→ **WRITTEN EXERCISE**:
Identify and copy all lines of the material where the string "Przewodniczący" is found.

Data records:

___

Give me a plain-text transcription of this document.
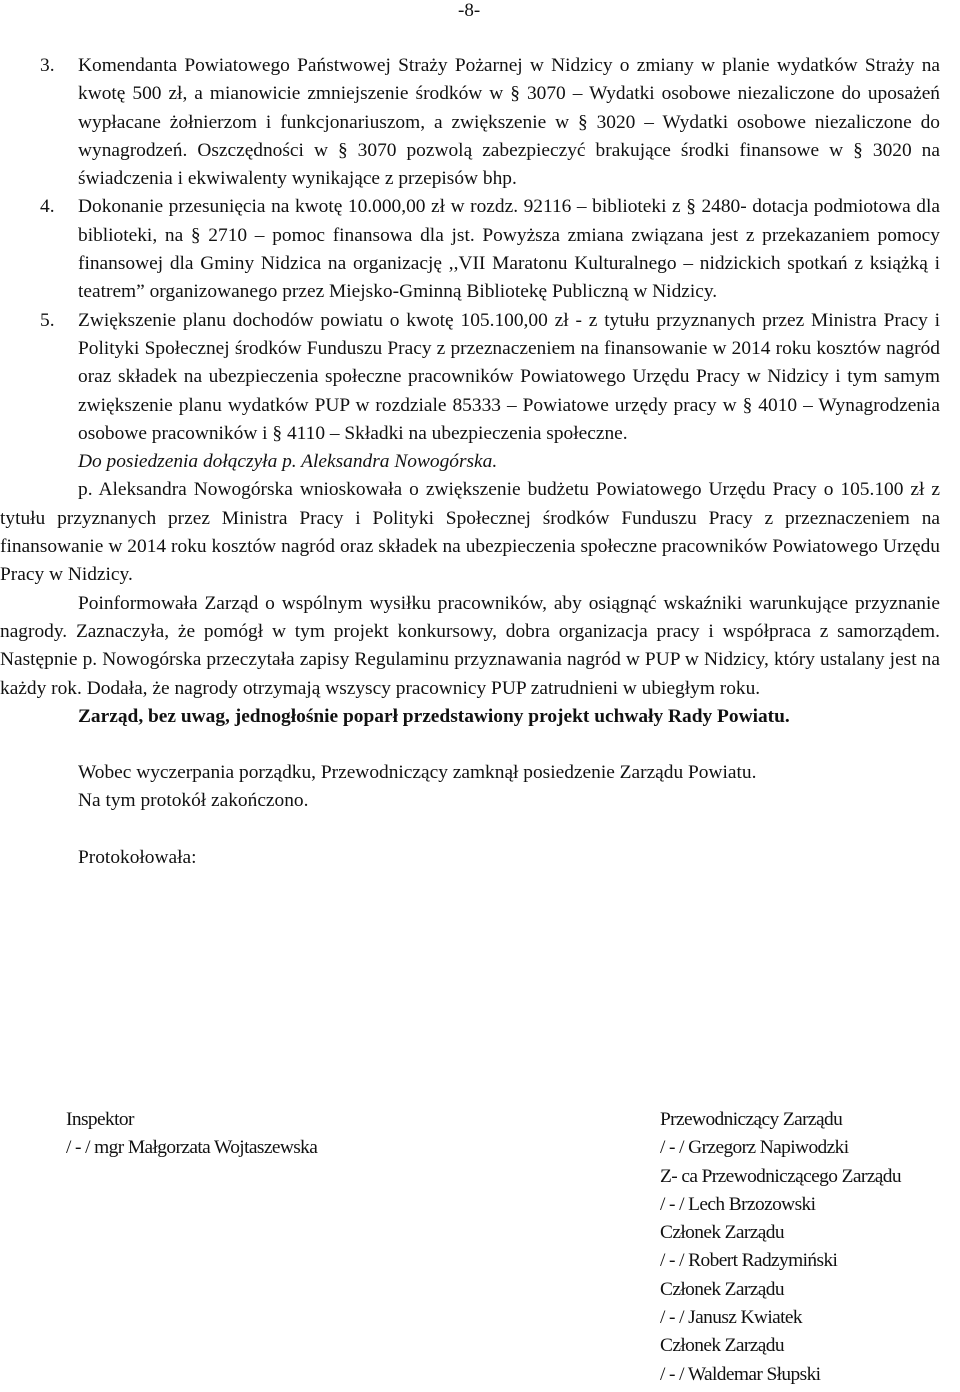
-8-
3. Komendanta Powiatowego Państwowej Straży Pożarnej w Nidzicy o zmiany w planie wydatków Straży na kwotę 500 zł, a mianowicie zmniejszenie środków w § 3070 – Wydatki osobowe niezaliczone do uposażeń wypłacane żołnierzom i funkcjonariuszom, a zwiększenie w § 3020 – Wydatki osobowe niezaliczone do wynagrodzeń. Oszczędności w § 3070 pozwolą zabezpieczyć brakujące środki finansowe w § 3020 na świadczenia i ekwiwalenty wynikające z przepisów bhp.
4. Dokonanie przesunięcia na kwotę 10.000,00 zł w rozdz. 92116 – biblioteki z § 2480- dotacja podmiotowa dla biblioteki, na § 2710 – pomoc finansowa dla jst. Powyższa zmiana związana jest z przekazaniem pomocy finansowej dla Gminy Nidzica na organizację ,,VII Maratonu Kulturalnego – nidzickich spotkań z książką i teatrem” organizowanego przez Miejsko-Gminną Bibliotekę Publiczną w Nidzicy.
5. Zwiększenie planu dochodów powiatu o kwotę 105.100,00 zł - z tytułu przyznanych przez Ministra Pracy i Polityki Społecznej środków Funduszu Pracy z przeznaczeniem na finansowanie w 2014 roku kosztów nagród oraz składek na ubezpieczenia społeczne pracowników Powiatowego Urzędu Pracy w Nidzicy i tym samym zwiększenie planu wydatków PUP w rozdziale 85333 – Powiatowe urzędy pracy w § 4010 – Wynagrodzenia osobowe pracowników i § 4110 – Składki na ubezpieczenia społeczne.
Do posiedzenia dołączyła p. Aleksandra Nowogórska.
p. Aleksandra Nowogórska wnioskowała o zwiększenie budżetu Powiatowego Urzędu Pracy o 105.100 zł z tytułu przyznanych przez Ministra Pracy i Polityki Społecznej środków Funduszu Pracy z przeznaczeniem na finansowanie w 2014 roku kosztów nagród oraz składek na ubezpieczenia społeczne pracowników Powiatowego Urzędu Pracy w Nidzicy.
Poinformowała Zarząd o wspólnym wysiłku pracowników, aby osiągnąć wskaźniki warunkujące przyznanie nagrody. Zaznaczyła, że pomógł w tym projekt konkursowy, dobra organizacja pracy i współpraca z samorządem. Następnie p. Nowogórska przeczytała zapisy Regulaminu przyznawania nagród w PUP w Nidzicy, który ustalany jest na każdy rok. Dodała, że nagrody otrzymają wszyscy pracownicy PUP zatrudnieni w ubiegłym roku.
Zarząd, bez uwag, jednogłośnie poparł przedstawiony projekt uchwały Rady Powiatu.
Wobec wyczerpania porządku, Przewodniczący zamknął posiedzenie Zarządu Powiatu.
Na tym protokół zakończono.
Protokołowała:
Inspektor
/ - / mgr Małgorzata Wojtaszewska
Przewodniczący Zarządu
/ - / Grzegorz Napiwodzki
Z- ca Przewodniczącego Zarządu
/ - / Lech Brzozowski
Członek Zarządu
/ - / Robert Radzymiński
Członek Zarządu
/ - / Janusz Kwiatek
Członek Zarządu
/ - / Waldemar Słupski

___

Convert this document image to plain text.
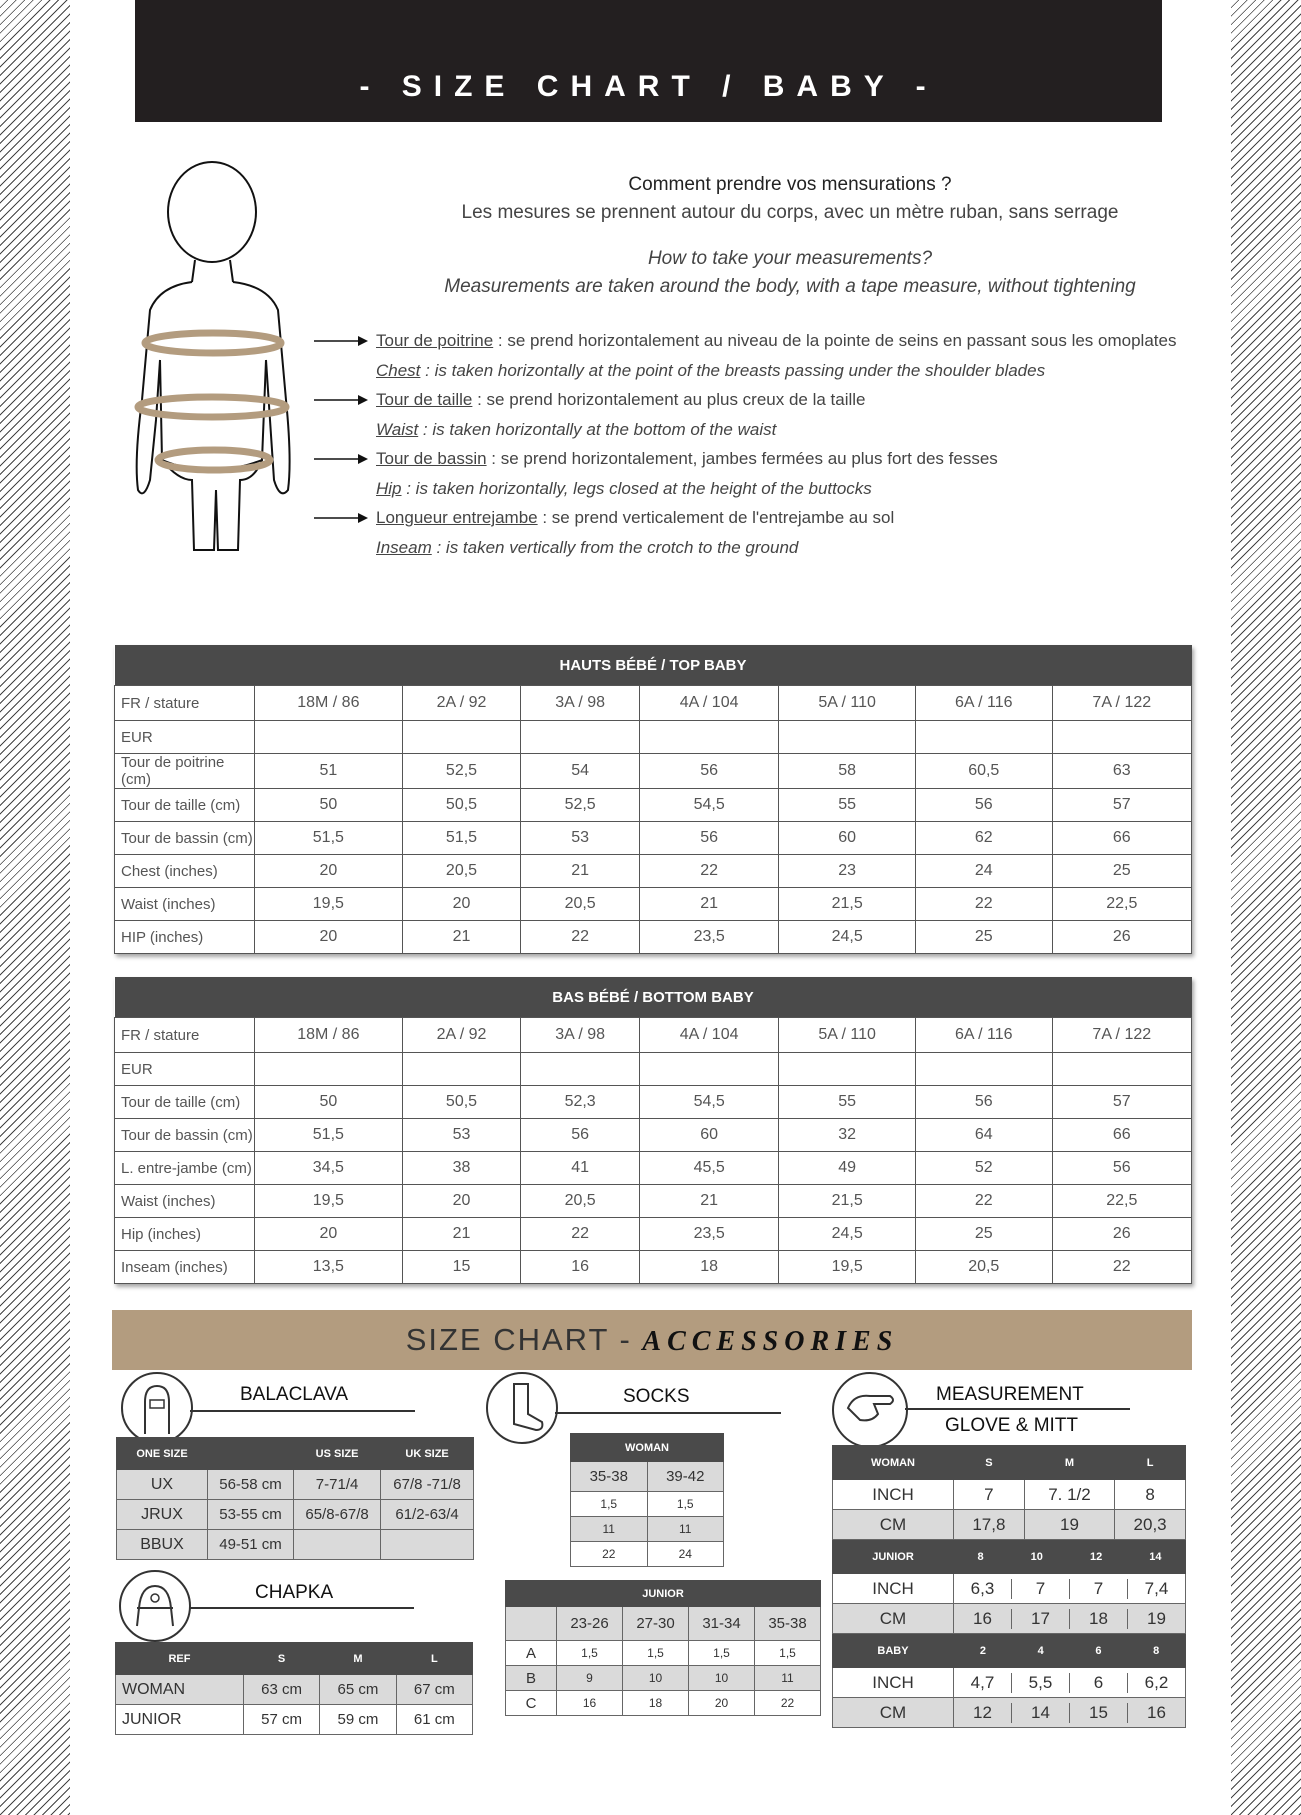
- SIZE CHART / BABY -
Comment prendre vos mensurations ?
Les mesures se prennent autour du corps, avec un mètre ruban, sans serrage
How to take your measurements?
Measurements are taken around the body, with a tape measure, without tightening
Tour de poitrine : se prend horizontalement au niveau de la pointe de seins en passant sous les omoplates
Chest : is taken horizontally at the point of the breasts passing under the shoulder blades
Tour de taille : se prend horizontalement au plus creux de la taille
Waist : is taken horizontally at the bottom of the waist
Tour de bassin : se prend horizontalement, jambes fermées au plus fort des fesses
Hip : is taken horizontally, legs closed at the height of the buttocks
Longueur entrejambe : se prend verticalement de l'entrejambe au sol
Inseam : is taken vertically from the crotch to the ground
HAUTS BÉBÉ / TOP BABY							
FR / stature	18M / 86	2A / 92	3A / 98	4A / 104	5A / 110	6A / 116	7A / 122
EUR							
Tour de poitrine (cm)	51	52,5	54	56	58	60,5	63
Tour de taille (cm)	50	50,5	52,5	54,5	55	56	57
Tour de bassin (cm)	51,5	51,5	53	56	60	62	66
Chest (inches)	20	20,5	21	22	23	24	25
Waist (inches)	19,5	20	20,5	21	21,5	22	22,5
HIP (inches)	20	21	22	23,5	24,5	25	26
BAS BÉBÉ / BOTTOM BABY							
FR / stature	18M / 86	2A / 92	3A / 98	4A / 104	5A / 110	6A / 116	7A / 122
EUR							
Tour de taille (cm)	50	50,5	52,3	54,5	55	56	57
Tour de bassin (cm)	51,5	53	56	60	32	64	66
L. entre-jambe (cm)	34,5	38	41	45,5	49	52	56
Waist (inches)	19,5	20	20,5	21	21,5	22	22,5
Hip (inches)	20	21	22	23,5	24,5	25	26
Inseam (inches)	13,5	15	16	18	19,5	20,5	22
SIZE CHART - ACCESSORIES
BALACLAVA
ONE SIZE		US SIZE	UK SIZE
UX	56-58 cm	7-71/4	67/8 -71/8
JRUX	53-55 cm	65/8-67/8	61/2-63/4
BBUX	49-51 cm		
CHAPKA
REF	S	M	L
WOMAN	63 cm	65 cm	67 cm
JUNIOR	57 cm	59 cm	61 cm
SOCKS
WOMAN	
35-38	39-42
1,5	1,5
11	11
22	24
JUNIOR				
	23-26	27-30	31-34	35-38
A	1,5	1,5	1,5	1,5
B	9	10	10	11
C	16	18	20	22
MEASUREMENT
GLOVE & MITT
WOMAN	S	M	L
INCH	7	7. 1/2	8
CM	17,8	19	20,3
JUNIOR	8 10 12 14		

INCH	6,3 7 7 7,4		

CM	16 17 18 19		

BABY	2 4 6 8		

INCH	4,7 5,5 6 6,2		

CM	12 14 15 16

___

→ **OUTPUT**:
Wobec wyczerpania porządku, Przewodniczący zamknął posiedzenie Zarządu Powiatu.
Przewodniczący Zarządu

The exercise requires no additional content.